--- start DATA ENTRIES ---

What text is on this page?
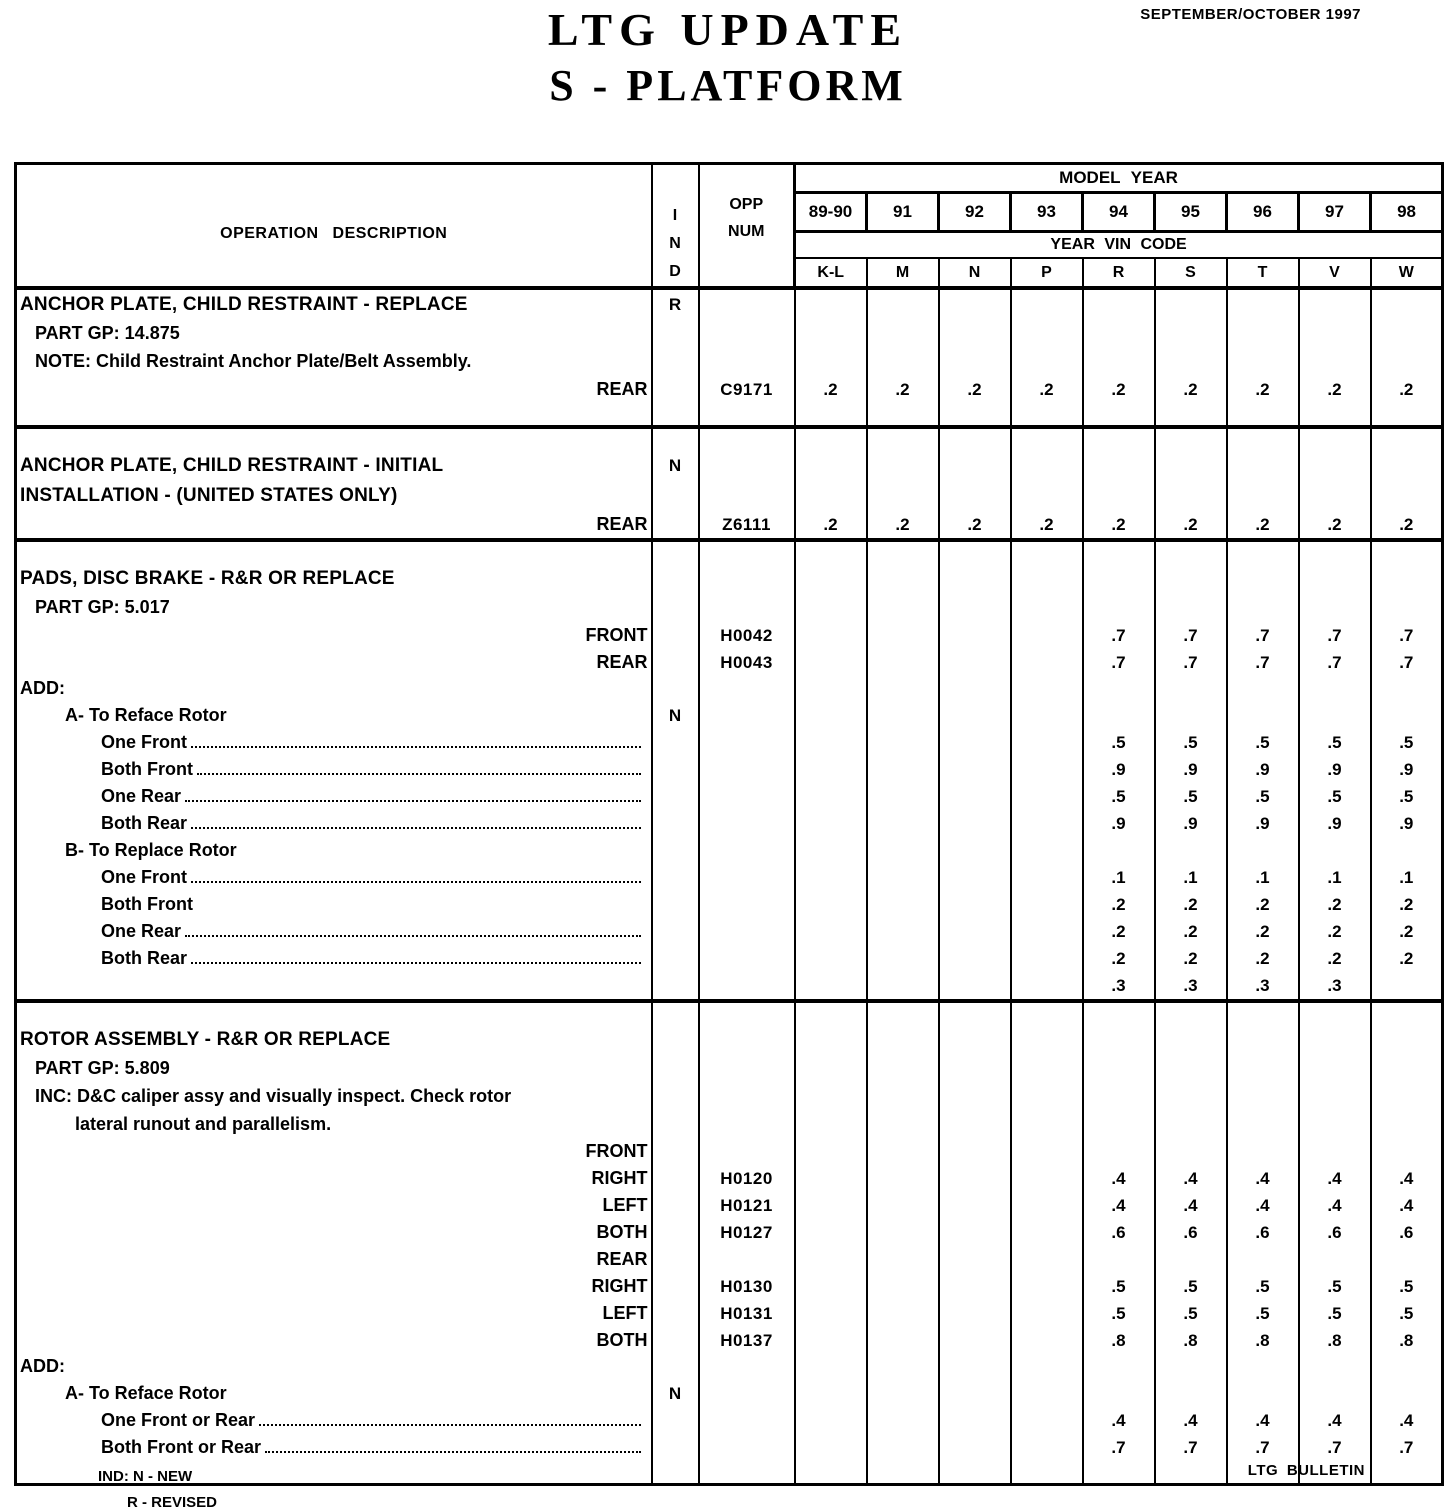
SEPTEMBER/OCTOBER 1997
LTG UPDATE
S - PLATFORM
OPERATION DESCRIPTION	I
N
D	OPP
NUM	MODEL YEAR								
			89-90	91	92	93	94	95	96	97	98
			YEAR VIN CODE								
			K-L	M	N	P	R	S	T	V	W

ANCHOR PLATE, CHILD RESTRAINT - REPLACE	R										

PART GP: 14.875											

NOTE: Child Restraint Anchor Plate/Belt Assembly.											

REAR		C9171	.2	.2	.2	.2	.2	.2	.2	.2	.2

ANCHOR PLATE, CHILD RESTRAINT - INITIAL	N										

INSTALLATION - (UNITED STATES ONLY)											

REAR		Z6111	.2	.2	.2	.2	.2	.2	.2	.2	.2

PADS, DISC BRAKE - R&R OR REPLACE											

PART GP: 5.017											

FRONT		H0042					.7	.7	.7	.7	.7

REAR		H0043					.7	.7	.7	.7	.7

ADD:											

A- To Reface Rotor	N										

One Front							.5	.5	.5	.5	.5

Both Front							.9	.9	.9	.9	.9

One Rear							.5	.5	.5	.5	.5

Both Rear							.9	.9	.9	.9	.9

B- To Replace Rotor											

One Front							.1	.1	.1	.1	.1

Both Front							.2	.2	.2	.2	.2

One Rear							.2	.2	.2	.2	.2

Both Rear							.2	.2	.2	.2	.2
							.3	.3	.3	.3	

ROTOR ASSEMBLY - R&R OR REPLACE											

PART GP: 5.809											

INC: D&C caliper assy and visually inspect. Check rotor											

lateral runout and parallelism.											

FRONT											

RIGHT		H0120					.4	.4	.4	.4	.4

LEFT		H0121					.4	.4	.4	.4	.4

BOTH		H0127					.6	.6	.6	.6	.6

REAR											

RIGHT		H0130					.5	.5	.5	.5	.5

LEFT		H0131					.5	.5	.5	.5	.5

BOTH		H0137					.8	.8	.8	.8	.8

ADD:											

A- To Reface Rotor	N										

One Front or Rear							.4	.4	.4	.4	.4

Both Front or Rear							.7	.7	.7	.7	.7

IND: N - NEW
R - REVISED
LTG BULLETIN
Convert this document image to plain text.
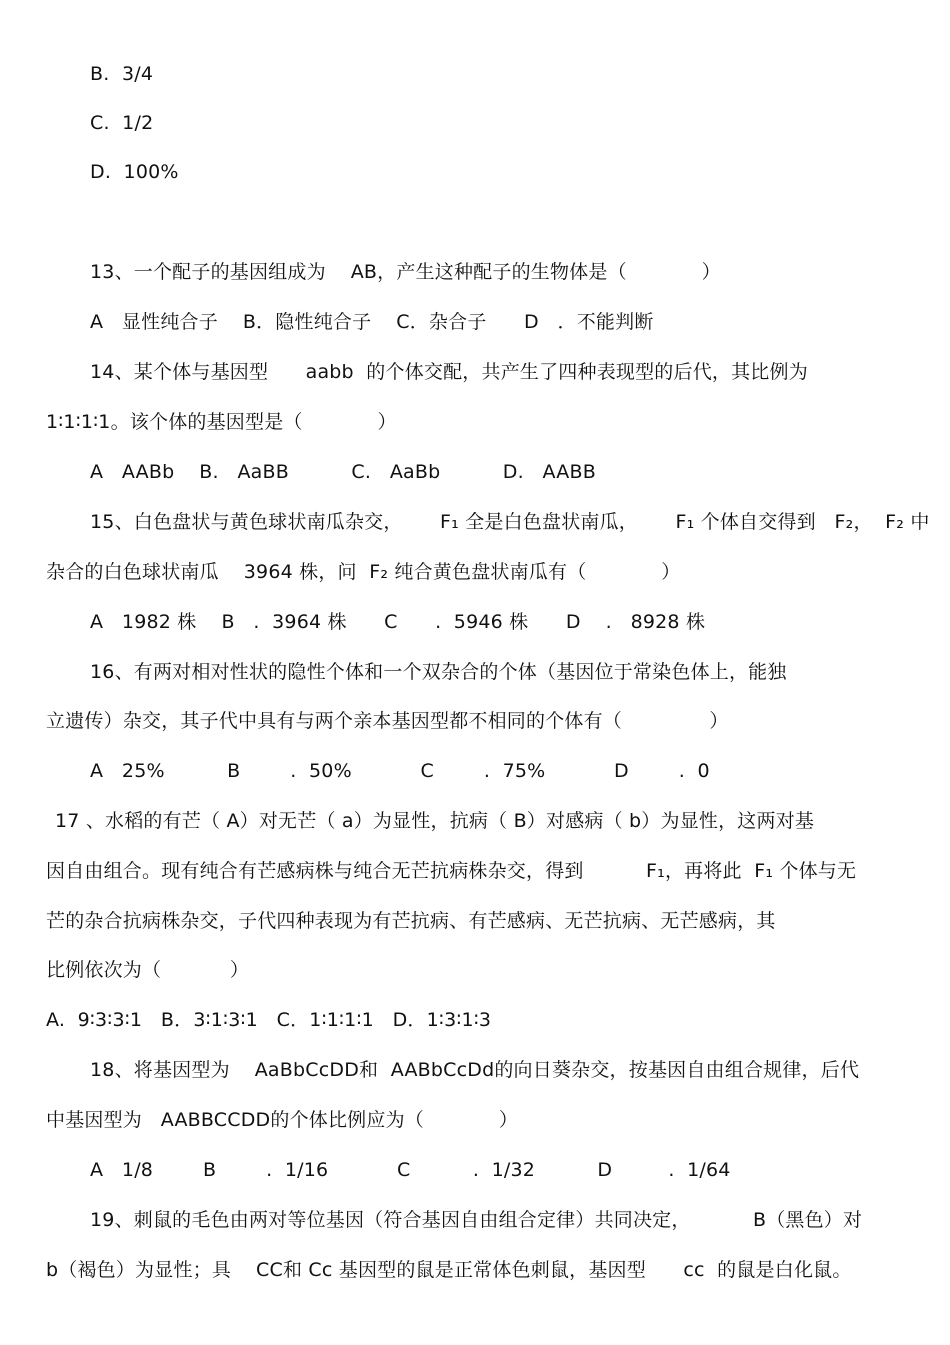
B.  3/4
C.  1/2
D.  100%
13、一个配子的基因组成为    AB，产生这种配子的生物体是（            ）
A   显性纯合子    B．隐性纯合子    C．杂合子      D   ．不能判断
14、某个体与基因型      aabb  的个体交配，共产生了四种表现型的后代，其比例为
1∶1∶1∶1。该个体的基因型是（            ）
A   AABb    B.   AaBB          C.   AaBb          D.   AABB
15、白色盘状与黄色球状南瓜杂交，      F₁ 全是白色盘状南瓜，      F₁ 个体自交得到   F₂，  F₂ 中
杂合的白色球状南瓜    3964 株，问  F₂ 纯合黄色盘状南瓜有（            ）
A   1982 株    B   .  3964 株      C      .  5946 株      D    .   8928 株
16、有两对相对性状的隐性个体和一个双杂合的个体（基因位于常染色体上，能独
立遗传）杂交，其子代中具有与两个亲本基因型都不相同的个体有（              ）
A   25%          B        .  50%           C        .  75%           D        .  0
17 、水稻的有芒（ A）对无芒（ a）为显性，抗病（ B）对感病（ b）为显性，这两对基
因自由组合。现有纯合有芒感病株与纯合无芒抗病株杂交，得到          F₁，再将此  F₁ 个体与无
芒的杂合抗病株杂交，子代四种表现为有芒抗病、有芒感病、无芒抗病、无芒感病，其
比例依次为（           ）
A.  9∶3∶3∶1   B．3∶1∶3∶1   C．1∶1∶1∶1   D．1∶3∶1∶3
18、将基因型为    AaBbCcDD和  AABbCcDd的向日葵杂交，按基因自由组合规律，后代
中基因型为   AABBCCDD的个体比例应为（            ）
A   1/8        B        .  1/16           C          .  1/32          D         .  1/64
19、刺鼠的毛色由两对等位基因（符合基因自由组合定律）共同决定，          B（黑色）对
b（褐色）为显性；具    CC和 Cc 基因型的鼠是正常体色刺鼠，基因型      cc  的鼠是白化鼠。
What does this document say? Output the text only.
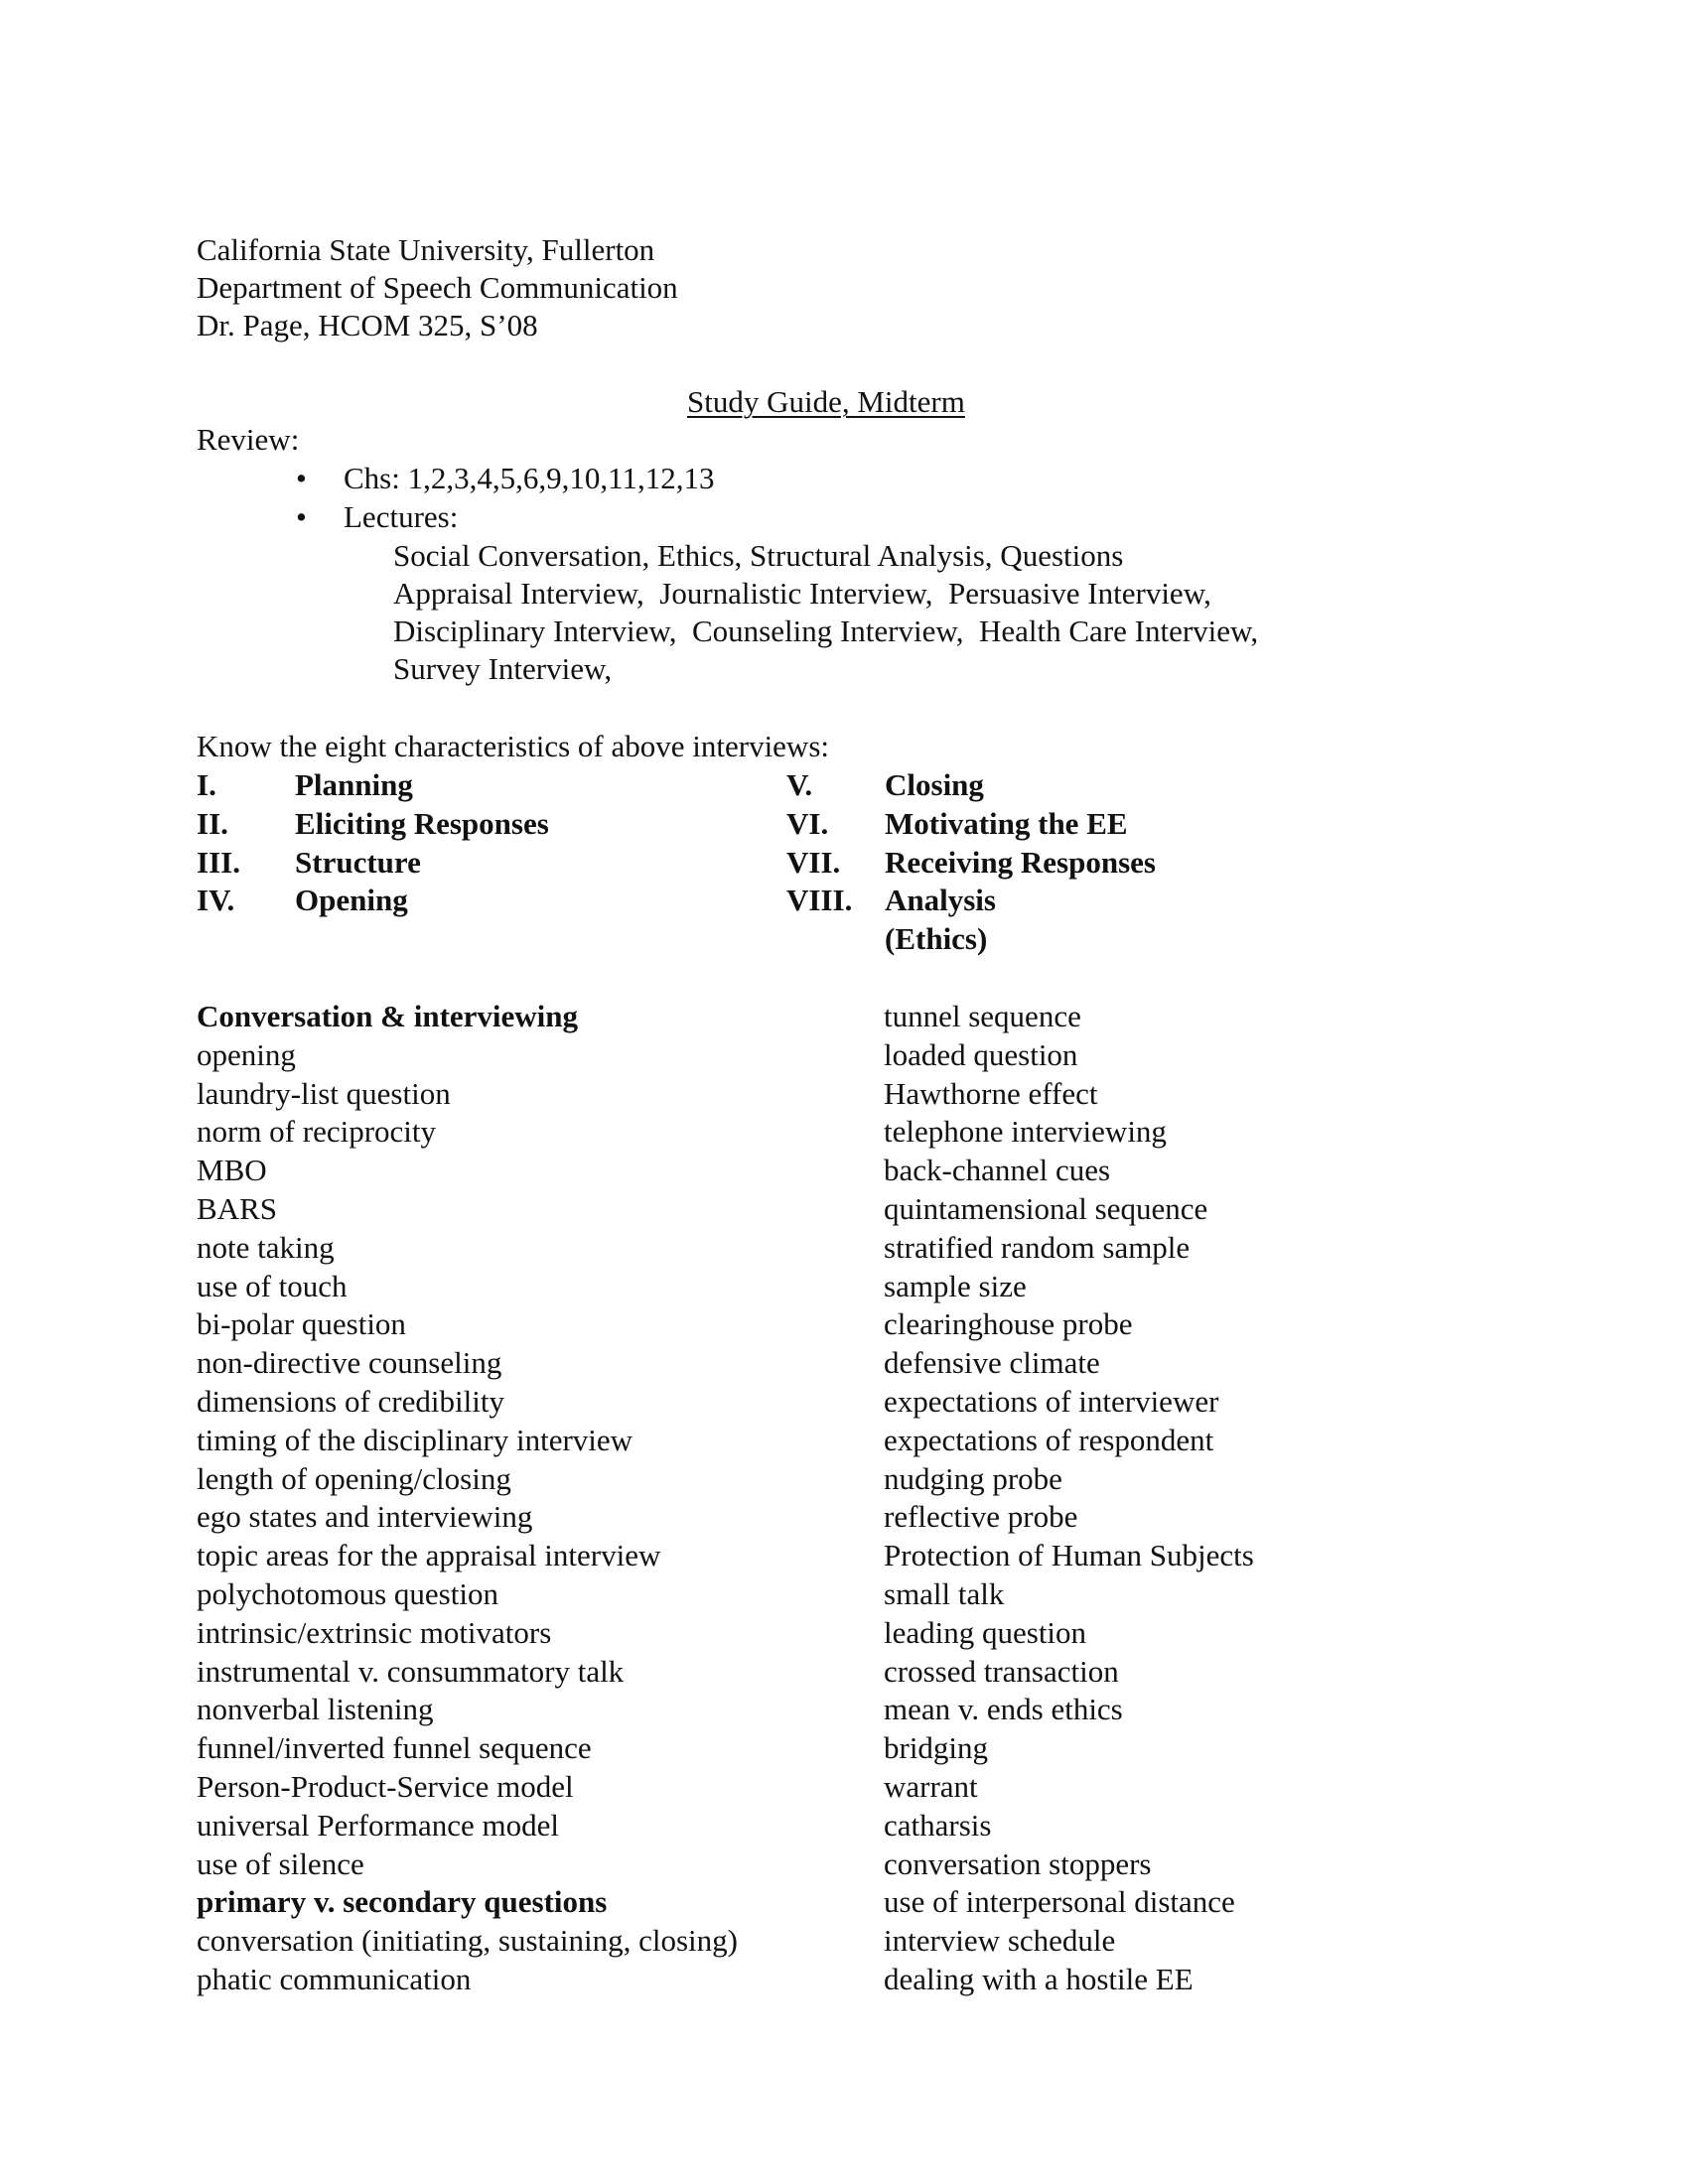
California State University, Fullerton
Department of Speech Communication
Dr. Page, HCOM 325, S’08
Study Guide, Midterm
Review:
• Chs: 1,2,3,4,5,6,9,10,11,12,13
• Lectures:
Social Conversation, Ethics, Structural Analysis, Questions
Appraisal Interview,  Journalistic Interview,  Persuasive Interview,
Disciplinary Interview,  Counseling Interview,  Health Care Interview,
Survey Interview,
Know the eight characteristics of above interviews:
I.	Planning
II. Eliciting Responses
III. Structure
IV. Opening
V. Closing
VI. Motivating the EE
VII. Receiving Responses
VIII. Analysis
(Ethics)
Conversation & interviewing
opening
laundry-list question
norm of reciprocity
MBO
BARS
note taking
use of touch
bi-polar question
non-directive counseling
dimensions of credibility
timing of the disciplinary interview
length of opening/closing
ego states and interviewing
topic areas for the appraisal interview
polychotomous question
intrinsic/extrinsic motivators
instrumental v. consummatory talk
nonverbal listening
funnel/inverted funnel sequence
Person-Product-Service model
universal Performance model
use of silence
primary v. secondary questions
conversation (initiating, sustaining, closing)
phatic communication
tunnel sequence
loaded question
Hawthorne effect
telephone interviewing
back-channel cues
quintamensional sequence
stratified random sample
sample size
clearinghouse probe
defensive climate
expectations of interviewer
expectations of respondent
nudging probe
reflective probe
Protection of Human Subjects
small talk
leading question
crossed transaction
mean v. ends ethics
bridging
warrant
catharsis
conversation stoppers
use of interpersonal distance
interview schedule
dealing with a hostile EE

--- end DATA ENTRIES ---

• [GIVEN TASK]: Using the records above, copy each line that contains "document".

• [OUTPUT OF THE EXERCISE]:
Convert this document image to plain text.
What does this document say? Output the text only.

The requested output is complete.